### JOB
Would you retype all of these records exactly?
#### SUPPLIED DATA
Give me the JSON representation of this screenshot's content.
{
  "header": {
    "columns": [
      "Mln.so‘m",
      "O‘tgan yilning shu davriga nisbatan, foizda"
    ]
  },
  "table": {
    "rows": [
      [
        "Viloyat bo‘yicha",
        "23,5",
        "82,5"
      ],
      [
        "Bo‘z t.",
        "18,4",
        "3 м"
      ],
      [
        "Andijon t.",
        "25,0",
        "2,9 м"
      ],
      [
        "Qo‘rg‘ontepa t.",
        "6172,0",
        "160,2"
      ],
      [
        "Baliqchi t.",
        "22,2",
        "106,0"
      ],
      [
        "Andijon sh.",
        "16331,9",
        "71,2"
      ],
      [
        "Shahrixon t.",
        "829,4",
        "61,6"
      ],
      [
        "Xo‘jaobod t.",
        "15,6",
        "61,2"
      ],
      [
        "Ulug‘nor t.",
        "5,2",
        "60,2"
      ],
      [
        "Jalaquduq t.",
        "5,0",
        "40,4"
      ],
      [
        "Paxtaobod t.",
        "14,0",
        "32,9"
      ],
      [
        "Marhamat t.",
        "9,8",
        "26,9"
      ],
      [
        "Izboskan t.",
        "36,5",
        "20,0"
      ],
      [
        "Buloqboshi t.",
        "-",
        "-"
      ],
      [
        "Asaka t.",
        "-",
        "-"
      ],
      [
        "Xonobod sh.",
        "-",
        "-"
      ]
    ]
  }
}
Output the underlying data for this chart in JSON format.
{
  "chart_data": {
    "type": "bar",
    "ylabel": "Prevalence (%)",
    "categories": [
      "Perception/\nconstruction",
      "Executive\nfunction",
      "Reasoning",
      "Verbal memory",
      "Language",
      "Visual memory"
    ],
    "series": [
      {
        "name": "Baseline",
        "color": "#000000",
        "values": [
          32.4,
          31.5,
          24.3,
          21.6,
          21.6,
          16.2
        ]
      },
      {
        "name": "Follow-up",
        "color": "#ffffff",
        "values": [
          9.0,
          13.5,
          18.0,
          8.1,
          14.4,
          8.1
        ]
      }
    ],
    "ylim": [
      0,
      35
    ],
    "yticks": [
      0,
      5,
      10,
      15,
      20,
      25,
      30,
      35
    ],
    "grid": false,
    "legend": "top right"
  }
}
########
### CORRECT OUTPUT
Give me the JSON representation of this screenshot's content.
{
  "header": {
    "columns": [
      "Mln.so‘m",
      "O‘tgan yilning shu davriga nisbatan, foizda"
    ]
  },
  "table": {
    "rows": [
      [
        "Viloyat bo‘yicha",
        "23,5",
        "82,5"
      ],
      [
        "Bo‘z t.",
        "18,4",
        "3 м"
      ],
      [
        "Andijon t.",
        "25,0",
        "2,9 м"
      ],
      [
        "Qo‘rg‘ontepa t.",
        "6172,0",
        "160,2"
      ],
      [
        "Baliqchi t.",
        "22,2",
        "106,0"
      ],
      [
        "Andijon sh.",
        "16331,9",
        "71,2"
      ],
      [
        "Shahrixon t.",
        "829,4",
        "61,6"
      ],
      [
        "Xo‘jaobod t.",
        "15,6",
        "61,2"
      ],
      [
        "Ulug‘nor t.",
        "5,2",
        "60,2"
      ],
      [
        "Jalaquduq t.",
        "5,0",
        "40,4"
      ],
      [
        "Paxtaobod t.",
        "14,0",
        "32,9"
      ],
      [
        "Marhamat t.",
        "9,8",
        "26,9"
      ],
      [
        "Izboskan t.",
        "36,5",
        "20,0"
      ],
      [
        "Buloqboshi t.",
        "-",
        "-"
      ],
      [
        "Asaka t.",
        "-",
        "-"
      ],
      [
        "Xonobod sh.",
        "-",
        "-"
      ]
    ]
  }
}
Output the underlying data for this chart in JSON format.
{
  "chart_data": {
    "type": "bar",
    "ylabel": "Prevalence (%)",
    "categories": [
      "Perception/\nconstruction",
      "Executive\nfunction",
      "Reasoning",
      "Verbal memory",
      "Language",
      "Visual memory"
    ],
    "series": [
      {
        "name": "Baseline",
        "color": "#000000",
        "values": [
          32.4,
          31.5,
          24.3,
          21.6,
          21.6,
          16.2
        ]
      },
      {
        "name": "Follow-up",
        "color": "#ffffff",
        "values": [
          9.0,
          13.5,
          18.0,
          8.1,
          14.4,
          8.1
        ]
      }
    ],
    "ylim": [
      0,
      35
    ],
    "yticks": [
      0,
      5,
      10,
      15,
      20,
      25,
      30,
      35
    ],
    "grid": false,
    "legend": "top right"
  }
}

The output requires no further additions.